• [Instructions for the task]
Gather all lines from the material that contain the word "marker".

• [Provided information]
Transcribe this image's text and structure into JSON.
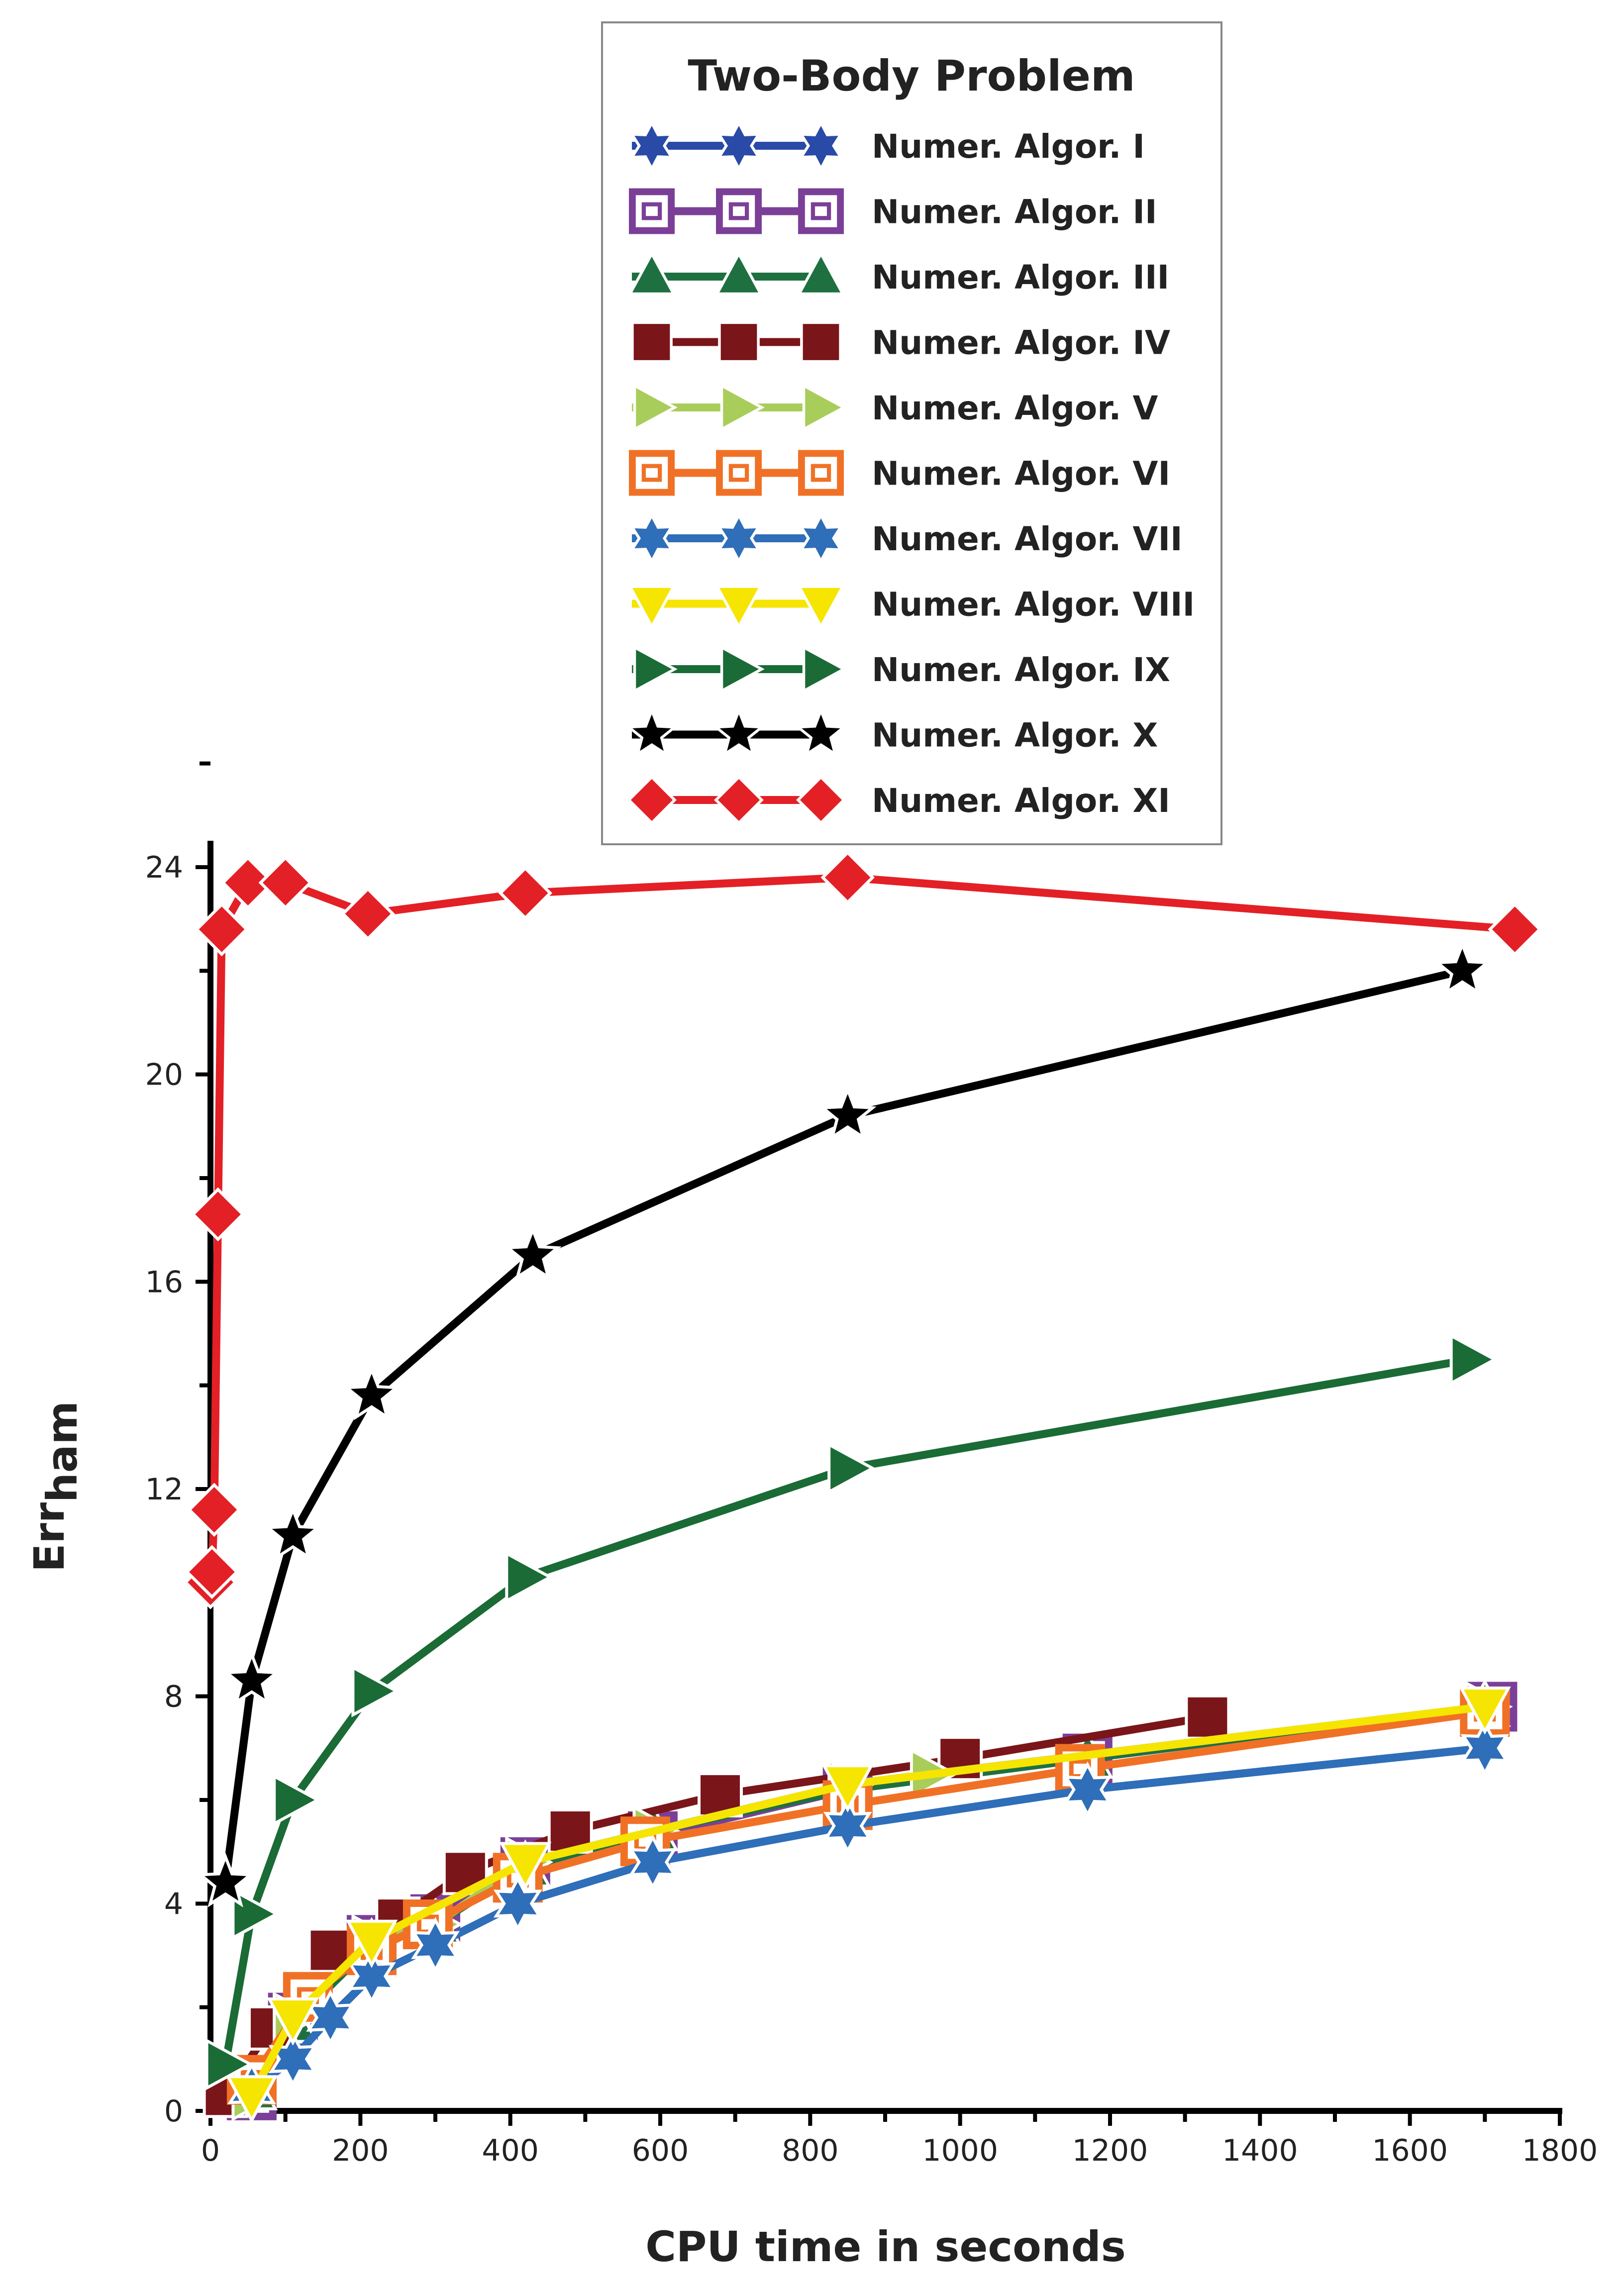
{
  "chart_data": {
    "type": "line",
    "title": "Two-Body Problem",
    "xlabel": "CPU time in seconds",
    "ylabel_main": "Err",
    "ylabel_sub": "ham",
    "xlim": [
      0,
      1800
    ],
    "ylim": [
      0,
      24
    ],
    "xticks": [
      0,
      200,
      400,
      600,
      800,
      1000,
      1200,
      1400,
      1600,
      1800
    ],
    "yticks": [
      0,
      4,
      8,
      12,
      16,
      20,
      24
    ],
    "legend_position": "top-right",
    "series": [
      {
        "name": "Numer. Algor. I",
        "color": "#2a4aa8",
        "marker": "star6",
        "x": [
          55,
          110,
          215,
          300,
          410,
          590,
          850,
          1170,
          1700
        ],
        "y": [
          0.5,
          1.1,
          2.6,
          3.2,
          4.0,
          4.8,
          5.5,
          6.2,
          7.0
        ]
      },
      {
        "name": "Numer. Algor. II",
        "color": "#7b3f98",
        "marker": "square-open",
        "x": [
          55,
          110,
          215,
          300,
          420,
          590,
          850,
          1170,
          1710
        ],
        "y": [
          0.3,
          1.8,
          3.3,
          3.7,
          4.8,
          5.3,
          6.2,
          6.8,
          7.8
        ]
      },
      {
        "name": "Numer. Algor. III",
        "color": "#1e7040",
        "marker": "triangle-up",
        "x": [
          55,
          110,
          215,
          300,
          420,
          590,
          850,
          1170,
          1700
        ],
        "y": [
          0.4,
          1.7,
          3.2,
          3.6,
          4.7,
          5.4,
          6.2,
          6.8,
          7.8
        ]
      },
      {
        "name": "Numer. Algor. IV",
        "color": "#7a1519",
        "marker": "square",
        "x": [
          20,
          80,
          160,
          250,
          340,
          480,
          680,
          1000,
          1330
        ],
        "y": [
          0.3,
          1.6,
          3.1,
          3.7,
          4.6,
          5.4,
          6.1,
          6.8,
          7.6
        ]
      },
      {
        "name": "Numer. Algor. V",
        "color": "#a9cd5a",
        "marker": "triangle-right",
        "x": [
          55,
          110,
          215,
          300,
          420,
          590,
          850,
          960,
          1700
        ],
        "y": [
          0.3,
          1.8,
          3.3,
          3.6,
          4.8,
          5.4,
          6.3,
          6.5,
          7.8
        ]
      },
      {
        "name": "Numer. Algor. VI",
        "color": "#f07126",
        "marker": "square-open",
        "x": [
          55,
          130,
          215,
          290,
          410,
          580,
          850,
          1160,
          1700
        ],
        "y": [
          0.6,
          2.2,
          3.1,
          3.6,
          4.5,
          5.2,
          5.9,
          6.6,
          7.7
        ]
      },
      {
        "name": "Numer. Algor. VII",
        "color": "#2f6eb8",
        "marker": "star6",
        "x": [
          55,
          110,
          160,
          215,
          300,
          410,
          590,
          850,
          1170,
          1700
        ],
        "y": [
          0.4,
          1.0,
          1.8,
          2.6,
          3.2,
          4.0,
          4.8,
          5.5,
          6.2,
          7.0
        ]
      },
      {
        "name": "Numer. Algor. VIII",
        "color": "#f6e500",
        "marker": "triangle-down",
        "x": [
          55,
          110,
          215,
          420,
          850,
          1700
        ],
        "y": [
          0.3,
          1.8,
          3.3,
          4.8,
          6.3,
          7.8
        ]
      },
      {
        "name": "Numer. Algor. IX",
        "color": "#1a6b35",
        "marker": "triangle-right",
        "x": [
          20,
          55,
          110,
          215,
          420,
          850,
          1680
        ],
        "y": [
          0.9,
          3.8,
          6.0,
          8.1,
          10.3,
          12.4,
          14.5
        ]
      },
      {
        "name": "Numer. Algor. X",
        "color": "#000000",
        "marker": "star5",
        "x": [
          20,
          55,
          110,
          215,
          430,
          850,
          1670
        ],
        "y": [
          4.4,
          8.3,
          11.1,
          13.8,
          16.5,
          19.2,
          22.0
        ]
      },
      {
        "name": "Numer. Algor. XI",
        "color": "#e32026",
        "marker": "diamond",
        "x": [
          0,
          2,
          5,
          10,
          15,
          50,
          100,
          210,
          420,
          850,
          1740
        ],
        "y": [
          10.2,
          10.4,
          11.6,
          17.3,
          22.8,
          23.7,
          23.7,
          23.1,
          23.5,
          23.8,
          22.8
        ]
      }
    ]
  }
}
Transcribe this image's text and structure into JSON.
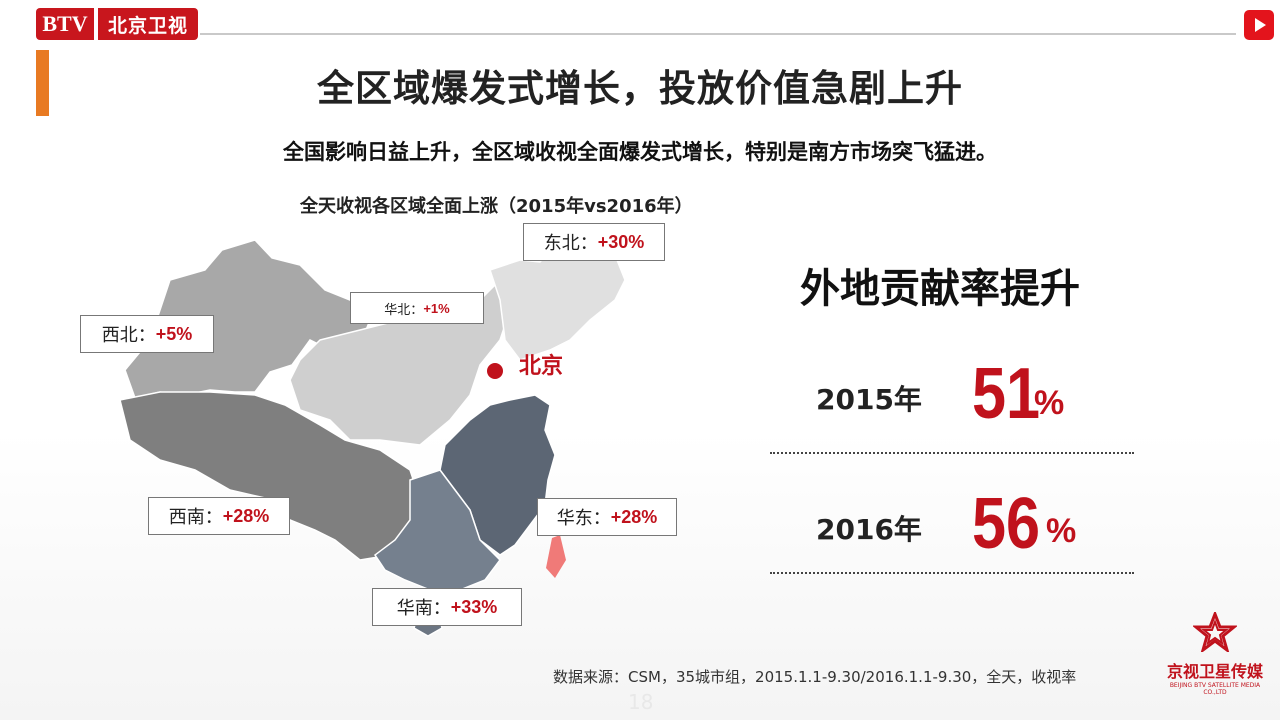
{
  "brand": {
    "logo_btv": "BTV",
    "logo_cn": "北京卫视"
  },
  "title": "全区域爆发式增长，投放价值急剧上升",
  "subtitle": "全国影响日益上升，全区域收视全面爆发式增长，特别是南方市场突飞猛进。",
  "map": {
    "title": "全天收视各区域全面上涨（2015年vs2016年）",
    "beijing": "北京",
    "regions": [
      {
        "name": "东北：",
        "value": "+30%"
      },
      {
        "name": "华北：",
        "value": "+1%"
      },
      {
        "name": "西北：",
        "value": "+5%"
      },
      {
        "name": "西南：",
        "value": "+28%"
      },
      {
        "name": "华东：",
        "value": "+28%"
      },
      {
        "name": "华南：",
        "value": "+33%"
      }
    ]
  },
  "contribution": {
    "heading": "外地贡献率提升",
    "rows": [
      {
        "year": "2015年",
        "value": "51",
        "unit": "%"
      },
      {
        "year": "2016年",
        "value": "56",
        "unit": "%"
      }
    ]
  },
  "source": "数据来源：CSM，35城市组，2015.1.1-9.30/2016.1.1-9.30，全天，收视率",
  "page_number": "18",
  "media_logo": {
    "cn": "京视卫星传媒",
    "en": "BEIJING BTV SATELLITE MEDIA CO.,LTD"
  },
  "colors": {
    "accent_red": "#c0121c",
    "accent_orange": "#e87a22"
  }
}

• [Full answer]
        "marker": "star6",
        "marker": "square-open",
        "marker": "triangle-up",
        "marker": "square",
        "marker": "triangle-right",
        "marker": "square-open",
        "marker": "star6",
        "marker": "triangle-down",
        "marker": "triangle-right",
        "marker": "star5",
        "marker": "diamond",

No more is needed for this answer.